• _WORK TO BE COMPLETED_
Output the material beneath this task exactly, images excluded.

• _DATASET RECORDS_

___

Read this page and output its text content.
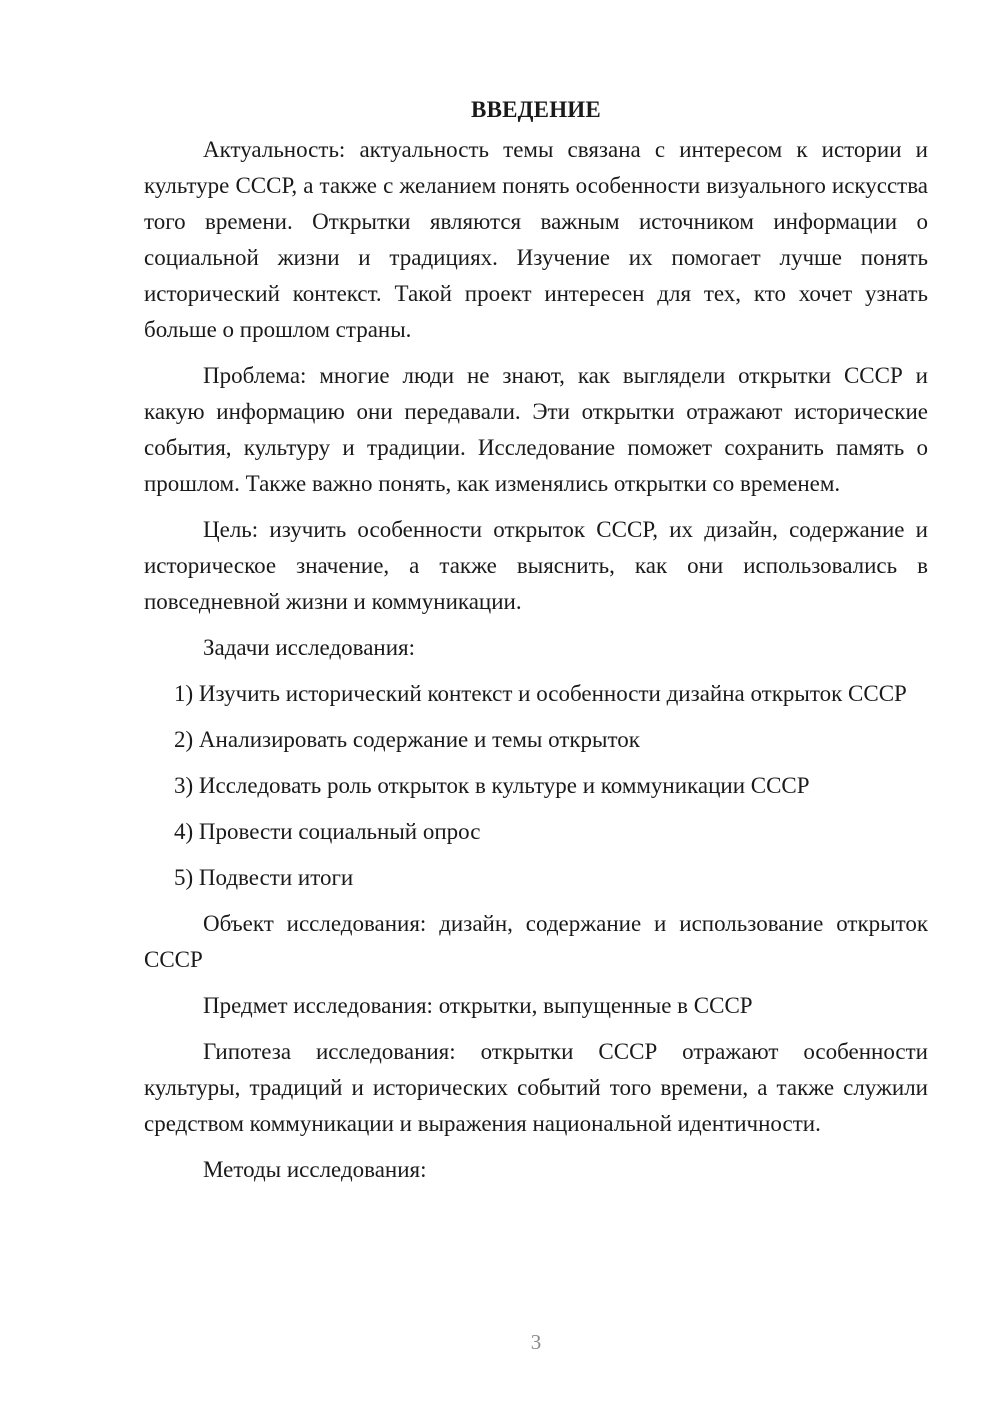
ВВЕДЕНИЕ

Актуальность: актуальность темы связана с интересом к истории и культуре СССР, а также с желанием понять особенности визуального искусства того времени. Открытки являются важным источником информации о социальной жизни и традициях. Изучение их помогает лучше понять исторический контекст. Такой проект интересен для тех, кто хочет узнать больше о прошлом страны.

Проблема: многие люди не знают, как выглядели открытки СССР и какую информацию они передавали. Эти открытки отражают исторические события, культуру и традиции. Исследование поможет сохранить память о прошлом. Также важно понять, как изменялись открытки со временем.

Цель: изучить особенности открыток СССР, их дизайн, содержание и историческое значение, а также выяснить, как они использовались в повседневной жизни и коммуникации.

Задачи исследования:

1) Изучить исторический контекст и особенности дизайна открыток СССР

2) Анализировать содержание и темы открыток

3) Исследовать роль открыток в культуре и коммуникации СССР

4) Провести социальный опрос

5) Подвести итоги

Объект исследования: дизайн, содержание и использование открыток СССР

Предмет исследования: открытки, выпущенные в СССР

Гипотеза исследования: открытки СССР отражают особенности культуры, традиций и исторических событий того времени, а также служили средством коммуникации и выражения национальной идентичности.

Методы исследования:

3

___

• _REPLY TO THE TASK_
Read this page and output its text content.
ВВЕДЕНИЕ

Актуальность: актуальность темы связана с интересом к истории и культуре СССР, а также с желанием понять особенности визуального искусства того времени. Открытки являются важным источником информации о социальной жизни и традициях. Изучение их помогает лучше понять исторический контекст. Такой проект интересен для тех, кто хочет узнать больше о прошлом страны.

Проблема: многие люди не знают, как выглядели открытки СССР и какую информацию они передавали. Эти открытки отражают исторические события, культуру и традиции. Исследование поможет сохранить память о прошлом. Также важно понять, как изменялись открытки со временем.

Цель: изучить особенности открыток СССР, их дизайн, содержание и историческое значение, а также выяснить, как они использовались в повседневной жизни и коммуникации.

Задачи исследования:

1) Изучить исторический контекст и особенности дизайна открыток СССР

2) Анализировать содержание и темы открыток

3) Исследовать роль открыток в культуре и коммуникации СССР

4) Провести социальный опрос

5) Подвести итоги

Объект исследования: дизайн, содержание и использование открыток СССР

Предмет исследования: открытки, выпущенные в СССР

Гипотеза исследования: открытки СССР отражают особенности культуры, традиций и исторических событий того времени, а также служили средством коммуникации и выражения национальной идентичности.

Методы исследования:

3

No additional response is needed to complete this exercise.